### [Extrait à lire]
L’État est statique : les effets dynamiques proviennent d’individualités et de minorités. Ce ne sont pas les gouvernements qui ont produit les grandes découvertes ni réalisé les grandes inventions. Presque toujours, ils ont commencé par les nier ou les repousser, quand ils n’en ont pas persécuté les auteurs[2].

Qu’on ne m’objecte pas l’action qu’a eue sur ses peuples un Pierre le Grand qui a essayé de révolutionner la Russie, car que représentait-il ? non, la notion abstraite de l’État, mais une puissante individualité qui, placée sur le trône, a essayé de faire marcher son peuple. Il y a quelques exemples semblables dans les gouvernements absolus. Tel Napoléon, rétrograde en France, et révolutionnaire à l’étranger.

Tout individu est chargé de sa conservation sous peine de souffrance et de mort. S’il néglige ce soin, s’il ne sait pas s’adapter au milieu dans lequel il est placé, la sanction est beaucoup plus sensible pour lui que pour tout autre. S’il est plus intéressé à sa conservation et à son développement que n’importe quel étranger, c’est commettre une erreur que de vouloir se substituer à lui.

  1. Introd. à l’Histoire de la philosophie de Ritter.
  2. V. Yves Guyot. L’inventeur. Paul Leroy-Beaulieu. L’État moderne, p. 49.

### [Lignes de données]
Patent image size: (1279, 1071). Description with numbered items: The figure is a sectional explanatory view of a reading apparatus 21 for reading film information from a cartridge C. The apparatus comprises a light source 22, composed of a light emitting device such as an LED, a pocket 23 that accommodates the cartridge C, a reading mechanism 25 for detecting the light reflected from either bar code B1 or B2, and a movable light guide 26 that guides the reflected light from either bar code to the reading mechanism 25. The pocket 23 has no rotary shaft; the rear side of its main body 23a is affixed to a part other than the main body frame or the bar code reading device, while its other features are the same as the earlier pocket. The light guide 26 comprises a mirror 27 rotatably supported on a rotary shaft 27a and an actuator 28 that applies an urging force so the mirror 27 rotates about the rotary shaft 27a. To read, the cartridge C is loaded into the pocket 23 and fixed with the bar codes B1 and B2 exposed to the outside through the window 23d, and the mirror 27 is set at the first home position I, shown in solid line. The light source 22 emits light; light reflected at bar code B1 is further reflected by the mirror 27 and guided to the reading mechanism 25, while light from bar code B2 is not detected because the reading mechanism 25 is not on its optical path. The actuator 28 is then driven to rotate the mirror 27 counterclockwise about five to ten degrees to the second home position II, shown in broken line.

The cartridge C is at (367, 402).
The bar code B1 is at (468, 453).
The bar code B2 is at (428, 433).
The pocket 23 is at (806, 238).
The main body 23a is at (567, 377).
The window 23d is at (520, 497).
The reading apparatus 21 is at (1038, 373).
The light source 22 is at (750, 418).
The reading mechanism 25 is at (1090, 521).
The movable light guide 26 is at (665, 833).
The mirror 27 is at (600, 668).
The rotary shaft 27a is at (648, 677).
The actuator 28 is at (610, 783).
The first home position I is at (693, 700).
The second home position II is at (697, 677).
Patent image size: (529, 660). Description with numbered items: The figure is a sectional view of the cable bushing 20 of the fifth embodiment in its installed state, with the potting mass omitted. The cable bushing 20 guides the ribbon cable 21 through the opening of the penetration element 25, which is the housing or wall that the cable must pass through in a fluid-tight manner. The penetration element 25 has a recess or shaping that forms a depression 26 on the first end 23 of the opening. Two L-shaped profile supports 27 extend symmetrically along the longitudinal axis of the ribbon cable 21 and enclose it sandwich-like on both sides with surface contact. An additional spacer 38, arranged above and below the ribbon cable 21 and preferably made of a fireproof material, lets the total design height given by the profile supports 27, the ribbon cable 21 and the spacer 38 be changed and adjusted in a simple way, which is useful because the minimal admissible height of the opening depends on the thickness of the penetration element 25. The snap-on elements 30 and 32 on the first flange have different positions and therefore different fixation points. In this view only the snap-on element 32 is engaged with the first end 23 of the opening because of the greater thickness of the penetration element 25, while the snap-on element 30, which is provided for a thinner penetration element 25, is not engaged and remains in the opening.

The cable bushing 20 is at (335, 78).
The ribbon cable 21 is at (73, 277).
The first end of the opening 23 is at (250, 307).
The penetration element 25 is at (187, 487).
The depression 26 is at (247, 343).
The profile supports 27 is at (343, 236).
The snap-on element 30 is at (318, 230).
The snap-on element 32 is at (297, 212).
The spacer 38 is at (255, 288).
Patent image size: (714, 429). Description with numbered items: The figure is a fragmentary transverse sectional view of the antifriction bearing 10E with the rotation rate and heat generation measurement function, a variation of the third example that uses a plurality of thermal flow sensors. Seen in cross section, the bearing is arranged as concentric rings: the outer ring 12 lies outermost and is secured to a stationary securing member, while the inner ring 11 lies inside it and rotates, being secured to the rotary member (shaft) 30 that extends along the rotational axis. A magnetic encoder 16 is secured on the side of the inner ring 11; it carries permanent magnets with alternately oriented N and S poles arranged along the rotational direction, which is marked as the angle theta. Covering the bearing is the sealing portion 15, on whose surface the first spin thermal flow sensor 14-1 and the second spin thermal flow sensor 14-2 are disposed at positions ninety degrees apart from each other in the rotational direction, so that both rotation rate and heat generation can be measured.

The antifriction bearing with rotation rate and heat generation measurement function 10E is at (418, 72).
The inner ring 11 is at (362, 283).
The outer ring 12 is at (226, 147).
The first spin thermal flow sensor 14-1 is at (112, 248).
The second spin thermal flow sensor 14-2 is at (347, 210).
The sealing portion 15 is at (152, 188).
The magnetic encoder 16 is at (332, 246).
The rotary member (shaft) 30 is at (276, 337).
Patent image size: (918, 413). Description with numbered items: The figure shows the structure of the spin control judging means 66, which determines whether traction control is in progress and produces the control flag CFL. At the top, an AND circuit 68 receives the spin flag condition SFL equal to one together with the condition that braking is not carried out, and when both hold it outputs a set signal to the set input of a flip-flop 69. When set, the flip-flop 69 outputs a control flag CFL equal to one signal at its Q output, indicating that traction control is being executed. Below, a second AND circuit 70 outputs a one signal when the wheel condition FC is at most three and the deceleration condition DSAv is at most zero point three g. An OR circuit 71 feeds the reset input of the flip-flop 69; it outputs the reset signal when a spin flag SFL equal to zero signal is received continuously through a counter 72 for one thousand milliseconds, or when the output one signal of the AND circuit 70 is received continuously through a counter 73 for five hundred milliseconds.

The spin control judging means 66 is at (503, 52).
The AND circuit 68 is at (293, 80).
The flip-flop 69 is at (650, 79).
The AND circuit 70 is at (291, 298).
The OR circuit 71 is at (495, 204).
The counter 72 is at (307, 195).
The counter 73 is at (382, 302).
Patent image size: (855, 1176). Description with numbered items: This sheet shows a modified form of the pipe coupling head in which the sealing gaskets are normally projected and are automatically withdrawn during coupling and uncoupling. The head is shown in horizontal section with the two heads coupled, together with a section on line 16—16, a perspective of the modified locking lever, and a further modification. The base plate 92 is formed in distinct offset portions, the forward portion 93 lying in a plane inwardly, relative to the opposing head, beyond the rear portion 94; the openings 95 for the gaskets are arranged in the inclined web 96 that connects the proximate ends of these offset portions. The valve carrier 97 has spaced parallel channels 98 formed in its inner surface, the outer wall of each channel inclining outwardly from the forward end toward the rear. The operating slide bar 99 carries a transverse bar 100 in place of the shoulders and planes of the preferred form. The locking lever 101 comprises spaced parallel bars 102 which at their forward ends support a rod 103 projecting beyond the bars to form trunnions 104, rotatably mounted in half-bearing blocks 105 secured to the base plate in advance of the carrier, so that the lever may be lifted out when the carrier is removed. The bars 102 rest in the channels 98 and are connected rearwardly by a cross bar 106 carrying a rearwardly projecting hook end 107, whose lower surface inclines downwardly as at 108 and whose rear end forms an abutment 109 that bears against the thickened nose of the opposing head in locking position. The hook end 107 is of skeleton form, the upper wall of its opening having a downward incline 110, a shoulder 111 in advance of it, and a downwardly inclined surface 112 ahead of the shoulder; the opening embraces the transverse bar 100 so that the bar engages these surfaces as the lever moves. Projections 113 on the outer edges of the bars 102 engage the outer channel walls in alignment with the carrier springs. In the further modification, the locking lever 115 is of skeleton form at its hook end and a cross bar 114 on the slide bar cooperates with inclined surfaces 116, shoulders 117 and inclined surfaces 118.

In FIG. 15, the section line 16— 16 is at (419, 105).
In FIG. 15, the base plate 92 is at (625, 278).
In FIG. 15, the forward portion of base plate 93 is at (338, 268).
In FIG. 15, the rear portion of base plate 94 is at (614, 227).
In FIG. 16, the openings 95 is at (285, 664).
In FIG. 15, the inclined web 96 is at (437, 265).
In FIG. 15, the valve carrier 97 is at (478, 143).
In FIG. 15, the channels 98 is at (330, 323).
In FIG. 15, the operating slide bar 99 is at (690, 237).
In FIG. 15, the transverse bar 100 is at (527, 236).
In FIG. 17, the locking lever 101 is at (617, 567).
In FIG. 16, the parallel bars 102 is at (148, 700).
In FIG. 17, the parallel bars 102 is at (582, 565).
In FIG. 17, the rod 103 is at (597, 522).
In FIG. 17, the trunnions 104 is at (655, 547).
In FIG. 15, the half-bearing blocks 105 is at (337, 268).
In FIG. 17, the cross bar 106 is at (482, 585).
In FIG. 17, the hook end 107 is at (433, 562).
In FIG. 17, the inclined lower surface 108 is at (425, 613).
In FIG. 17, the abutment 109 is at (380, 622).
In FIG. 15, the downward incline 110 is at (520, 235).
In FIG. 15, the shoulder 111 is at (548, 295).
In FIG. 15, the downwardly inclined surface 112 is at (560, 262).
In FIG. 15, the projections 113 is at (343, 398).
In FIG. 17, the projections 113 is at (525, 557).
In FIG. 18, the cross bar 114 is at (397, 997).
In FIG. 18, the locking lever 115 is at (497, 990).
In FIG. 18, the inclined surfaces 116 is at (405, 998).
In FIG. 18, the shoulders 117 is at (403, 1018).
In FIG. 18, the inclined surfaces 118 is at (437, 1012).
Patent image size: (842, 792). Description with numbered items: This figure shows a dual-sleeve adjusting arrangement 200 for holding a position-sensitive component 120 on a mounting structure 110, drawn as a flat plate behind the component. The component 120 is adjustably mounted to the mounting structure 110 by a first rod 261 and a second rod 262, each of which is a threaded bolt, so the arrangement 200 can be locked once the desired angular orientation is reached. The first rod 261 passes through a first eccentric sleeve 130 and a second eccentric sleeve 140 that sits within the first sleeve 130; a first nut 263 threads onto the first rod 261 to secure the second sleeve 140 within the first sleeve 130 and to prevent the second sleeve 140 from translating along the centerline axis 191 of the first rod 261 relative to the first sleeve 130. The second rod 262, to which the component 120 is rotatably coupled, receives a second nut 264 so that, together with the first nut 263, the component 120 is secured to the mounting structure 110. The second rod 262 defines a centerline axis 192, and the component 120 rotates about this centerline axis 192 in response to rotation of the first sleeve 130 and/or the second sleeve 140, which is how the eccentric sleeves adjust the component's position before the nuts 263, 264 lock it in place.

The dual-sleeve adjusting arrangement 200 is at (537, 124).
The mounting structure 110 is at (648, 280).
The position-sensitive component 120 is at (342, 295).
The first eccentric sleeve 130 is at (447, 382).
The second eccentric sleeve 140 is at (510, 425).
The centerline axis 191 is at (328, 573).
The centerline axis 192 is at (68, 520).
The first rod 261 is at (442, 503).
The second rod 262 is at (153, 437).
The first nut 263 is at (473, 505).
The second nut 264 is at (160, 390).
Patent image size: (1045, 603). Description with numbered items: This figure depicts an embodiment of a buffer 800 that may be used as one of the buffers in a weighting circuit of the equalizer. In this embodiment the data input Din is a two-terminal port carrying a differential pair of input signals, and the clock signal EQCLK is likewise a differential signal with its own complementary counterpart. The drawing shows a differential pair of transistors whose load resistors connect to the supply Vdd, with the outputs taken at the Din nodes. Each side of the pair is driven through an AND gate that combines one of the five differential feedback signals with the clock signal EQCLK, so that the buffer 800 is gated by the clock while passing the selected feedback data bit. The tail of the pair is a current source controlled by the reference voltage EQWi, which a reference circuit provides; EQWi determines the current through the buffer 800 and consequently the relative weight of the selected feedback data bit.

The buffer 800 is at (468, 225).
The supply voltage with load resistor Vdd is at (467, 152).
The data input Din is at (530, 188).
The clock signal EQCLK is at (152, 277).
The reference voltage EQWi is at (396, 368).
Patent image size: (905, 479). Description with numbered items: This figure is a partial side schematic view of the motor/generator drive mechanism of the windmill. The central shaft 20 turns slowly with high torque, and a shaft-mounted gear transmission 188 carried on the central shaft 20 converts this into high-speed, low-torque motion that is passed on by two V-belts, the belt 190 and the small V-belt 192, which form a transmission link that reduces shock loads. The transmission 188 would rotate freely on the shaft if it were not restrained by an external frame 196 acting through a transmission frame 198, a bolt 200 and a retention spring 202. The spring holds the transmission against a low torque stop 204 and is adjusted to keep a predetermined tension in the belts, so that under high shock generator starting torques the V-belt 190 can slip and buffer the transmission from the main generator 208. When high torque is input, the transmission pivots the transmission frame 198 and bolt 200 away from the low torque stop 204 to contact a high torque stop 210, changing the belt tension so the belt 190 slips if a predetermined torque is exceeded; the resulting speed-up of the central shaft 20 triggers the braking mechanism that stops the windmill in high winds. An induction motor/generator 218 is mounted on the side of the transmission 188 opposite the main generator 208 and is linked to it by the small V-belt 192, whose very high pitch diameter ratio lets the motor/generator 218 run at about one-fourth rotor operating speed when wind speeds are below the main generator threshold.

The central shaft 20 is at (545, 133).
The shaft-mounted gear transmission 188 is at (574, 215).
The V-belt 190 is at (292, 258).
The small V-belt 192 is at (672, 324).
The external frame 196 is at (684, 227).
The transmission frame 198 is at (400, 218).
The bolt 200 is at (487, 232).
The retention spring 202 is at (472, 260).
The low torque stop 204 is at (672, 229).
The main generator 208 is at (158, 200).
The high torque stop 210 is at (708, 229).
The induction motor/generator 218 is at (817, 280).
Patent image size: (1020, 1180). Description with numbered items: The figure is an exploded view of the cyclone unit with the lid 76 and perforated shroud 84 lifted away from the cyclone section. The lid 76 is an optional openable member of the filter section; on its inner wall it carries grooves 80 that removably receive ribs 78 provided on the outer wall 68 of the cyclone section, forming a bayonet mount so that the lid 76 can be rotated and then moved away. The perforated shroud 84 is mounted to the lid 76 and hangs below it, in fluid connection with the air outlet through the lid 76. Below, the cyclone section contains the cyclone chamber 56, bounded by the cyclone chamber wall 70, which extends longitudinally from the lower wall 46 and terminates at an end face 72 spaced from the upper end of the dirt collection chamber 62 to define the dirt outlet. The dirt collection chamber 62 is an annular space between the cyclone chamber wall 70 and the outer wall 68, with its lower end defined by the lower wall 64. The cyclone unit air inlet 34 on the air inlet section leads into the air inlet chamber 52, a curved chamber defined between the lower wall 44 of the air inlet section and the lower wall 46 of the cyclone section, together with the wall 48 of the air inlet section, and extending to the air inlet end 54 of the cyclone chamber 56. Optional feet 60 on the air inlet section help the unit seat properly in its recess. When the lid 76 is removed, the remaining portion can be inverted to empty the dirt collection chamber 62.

### [Consignes]
**1.** Dans l'extrait sur l'État, comment Napoléon est-il qualifié ?
**2.** Recopiez le passage de l'extrait sur l'État qui commence aux mots « Tout individu est » et s'arrête après les mots « moderne, p. 49. ».

### [Solutions ci-dessous]
**1.** Rétrograde en France, et révolutionnaire à l'étranger.

**2.**
Tout individu est chargé de sa conservation sous peine de souffrance et de mort. S’il néglige ce soin, s’il ne sait pas s’adapter au milieu dans lequel il est placé, la sanction est beaucoup plus sensible pour lui que pour tout autre. S’il est plus intéressé à sa conservation et à son développement que n’importe quel étranger, c’est commettre une erreur que de vouloir se substituer à lui.

  1. Introd. à l’Histoire de la philosophie de Ritter.
  2. V. Yves Guyot. L’inventeur. Paul Leroy-Beaulieu. L’État moderne, p. 49.